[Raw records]
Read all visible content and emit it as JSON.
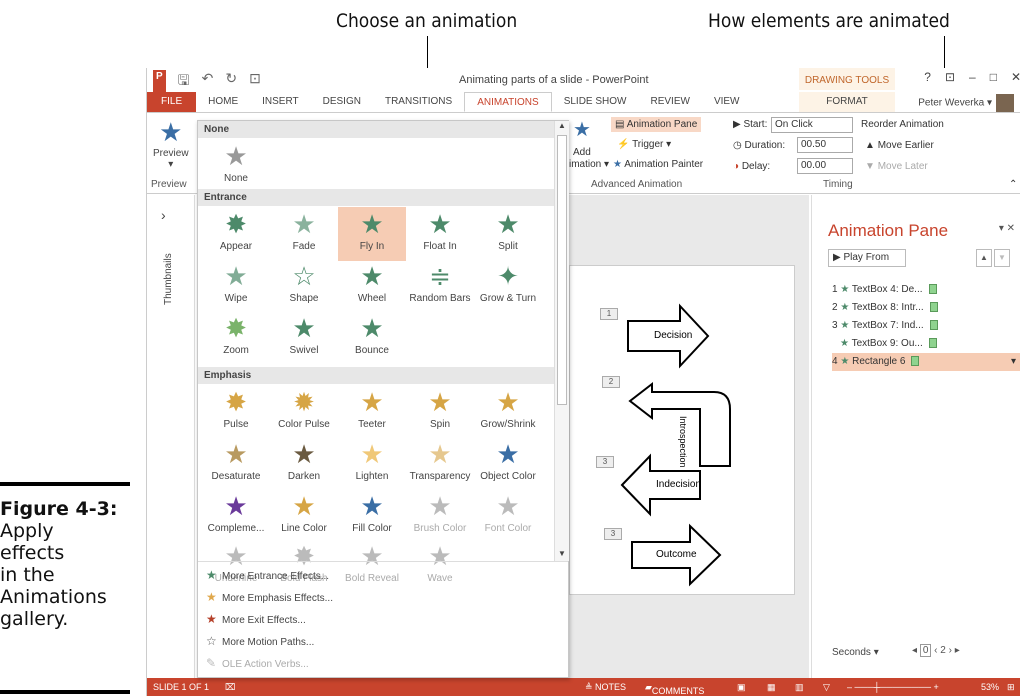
{
  "callouts": {
    "left": "Choose an animation",
    "right": "How elements are animated"
  },
  "caption": {
    "label": "Figure 4-3:",
    "text": [
      "Apply",
      "effects",
      "in the",
      "Animations",
      "gallery."
    ]
  },
  "titlebar": {
    "title": "Animating parts of a slide - PowerPoint",
    "context": "DRAWING TOOLS",
    "controls": [
      "?",
      "⊡",
      "–",
      "□",
      "✕"
    ]
  },
  "tabs": [
    "FILE",
    "HOME",
    "INSERT",
    "DESIGN",
    "TRANSITIONS",
    "ANIMATIONS",
    "SLIDE SHOW",
    "REVIEW",
    "VIEW"
  ],
  "format_tab": "FORMAT",
  "user": "Peter Weverka",
  "ribbon": {
    "preview": "Preview",
    "preview_group": "Preview",
    "add_animation": "Add",
    "add_animation2": "imation ▾",
    "animation_pane": "Animation Pane",
    "trigger": "Trigger ▾",
    "animation_painter": "Animation Painter",
    "adv_group": "Advanced Animation",
    "start_label": "Start:",
    "start_value": "On Click",
    "duration_label": "Duration:",
    "duration_value": "00.50",
    "delay_label": "Delay:",
    "delay_value": "00.00",
    "reorder": "Reorder Animation",
    "move_earlier": "Move Earlier",
    "move_later": "Move Later",
    "timing_group": "Timing"
  },
  "leftpane": {
    "label": "Thumbnails",
    "chev": "›"
  },
  "gallery": {
    "none_header": "None",
    "none_label": "None",
    "entrance_header": "Entrance",
    "entrance": [
      "Appear",
      "Fade",
      "Fly In",
      "Float In",
      "Split",
      "Wipe",
      "Shape",
      "Wheel",
      "Random Bars",
      "Grow & Turn",
      "Zoom",
      "Swivel",
      "Bounce"
    ],
    "emphasis_header": "Emphasis",
    "emphasis": [
      "Pulse",
      "Color Pulse",
      "Teeter",
      "Spin",
      "Grow/Shrink",
      "Desaturate",
      "Darken",
      "Lighten",
      "Transparency",
      "Object Color",
      "Compleme...",
      "Line Color",
      "Fill Color",
      "Brush Color",
      "Font Color",
      "Underline",
      "Bold Flash",
      "Bold Reveal",
      "Wave"
    ],
    "more": [
      "More Entrance Effects...",
      "More Emphasis Effects...",
      "More Exit Effects...",
      "More Motion Paths...",
      "OLE Action Verbs..."
    ]
  },
  "slide": {
    "shapes": [
      "Decision",
      "Introspection",
      "Indecision",
      "Outcome"
    ],
    "tags": [
      "1",
      "2",
      "3",
      "3"
    ]
  },
  "anim_pane": {
    "title": "Animation Pane",
    "play_from": "Play From",
    "rows": [
      {
        "num": "1",
        "name": "TextBox 4: De..."
      },
      {
        "num": "2",
        "name": "TextBox 8: Intr..."
      },
      {
        "num": "3",
        "name": "TextBox 7: Ind..."
      },
      {
        "num": "",
        "name": "TextBox 9: Ou..."
      },
      {
        "num": "4",
        "name": "Rectangle 6"
      }
    ],
    "seconds": "Seconds ▾",
    "zoom_vals": [
      "0",
      "2"
    ]
  },
  "status": {
    "slide": "SLIDE 1 OF 1",
    "notes": "≜ NOTES",
    "comments": "COMMENTS",
    "zoom": "53%"
  }
}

(WHAT THIS TASK INVOLVES) Exactly reproduce each record, leaving out any pictures.

(EXERCISE OUTPUT)
Read all visible content and emit it as JSON.
{
  "callouts": {
    "left": "Choose an animation",
    "right": "How elements are animated"
  },
  "caption": {
    "label": "Figure 4-3:",
    "text": [
      "Apply",
      "effects",
      "in the",
      "Animations",
      "gallery."
    ]
  },
  "titlebar": {
    "title": "Animating parts of a slide - PowerPoint",
    "context": "DRAWING TOOLS",
    "controls": [
      "?",
      "⊡",
      "–",
      "□",
      "✕"
    ]
  },
  "tabs": [
    "FILE",
    "HOME",
    "INSERT",
    "DESIGN",
    "TRANSITIONS",
    "ANIMATIONS",
    "SLIDE SHOW",
    "REVIEW",
    "VIEW"
  ],
  "format_tab": "FORMAT",
  "user": "Peter Weverka",
  "ribbon": {
    "preview": "Preview",
    "preview_group": "Preview",
    "add_animation": "Add",
    "add_animation2": "imation ▾",
    "animation_pane": "Animation Pane",
    "trigger": "Trigger ▾",
    "animation_painter": "Animation Painter",
    "adv_group": "Advanced Animation",
    "start_label": "Start:",
    "start_value": "On Click",
    "duration_label": "Duration:",
    "duration_value": "00.50",
    "delay_label": "Delay:",
    "delay_value": "00.00",
    "reorder": "Reorder Animation",
    "move_earlier": "Move Earlier",
    "move_later": "Move Later",
    "timing_group": "Timing"
  },
  "leftpane": {
    "label": "Thumbnails",
    "chev": "›"
  },
  "gallery": {
    "none_header": "None",
    "none_label": "None",
    "entrance_header": "Entrance",
    "entrance": [
      "Appear",
      "Fade",
      "Fly In",
      "Float In",
      "Split",
      "Wipe",
      "Shape",
      "Wheel",
      "Random Bars",
      "Grow & Turn",
      "Zoom",
      "Swivel",
      "Bounce"
    ],
    "emphasis_header": "Emphasis",
    "emphasis": [
      "Pulse",
      "Color Pulse",
      "Teeter",
      "Spin",
      "Grow/Shrink",
      "Desaturate",
      "Darken",
      "Lighten",
      "Transparency",
      "Object Color",
      "Compleme...",
      "Line Color",
      "Fill Color",
      "Brush Color",
      "Font Color",
      "Underline",
      "Bold Flash",
      "Bold Reveal",
      "Wave"
    ],
    "more": [
      "More Entrance Effects...",
      "More Emphasis Effects...",
      "More Exit Effects...",
      "More Motion Paths...",
      "OLE Action Verbs..."
    ]
  },
  "slide": {
    "shapes": [
      "Decision",
      "Introspection",
      "Indecision",
      "Outcome"
    ],
    "tags": [
      "1",
      "2",
      "3",
      "3"
    ]
  },
  "anim_pane": {
    "title": "Animation Pane",
    "play_from": "Play From",
    "rows": [
      {
        "num": "1",
        "name": "TextBox 4: De..."
      },
      {
        "num": "2",
        "name": "TextBox 8: Intr..."
      },
      {
        "num": "3",
        "name": "TextBox 7: Ind..."
      },
      {
        "num": "",
        "name": "TextBox 9: Ou..."
      },
      {
        "num": "4",
        "name": "Rectangle 6"
      }
    ],
    "seconds": "Seconds ▾",
    "zoom_vals": [
      "0",
      "2"
    ]
  },
  "status": {
    "slide": "SLIDE 1 OF 1",
    "notes": "≜ NOTES",
    "comments": "COMMENTS",
    "zoom": "53%"
  }
}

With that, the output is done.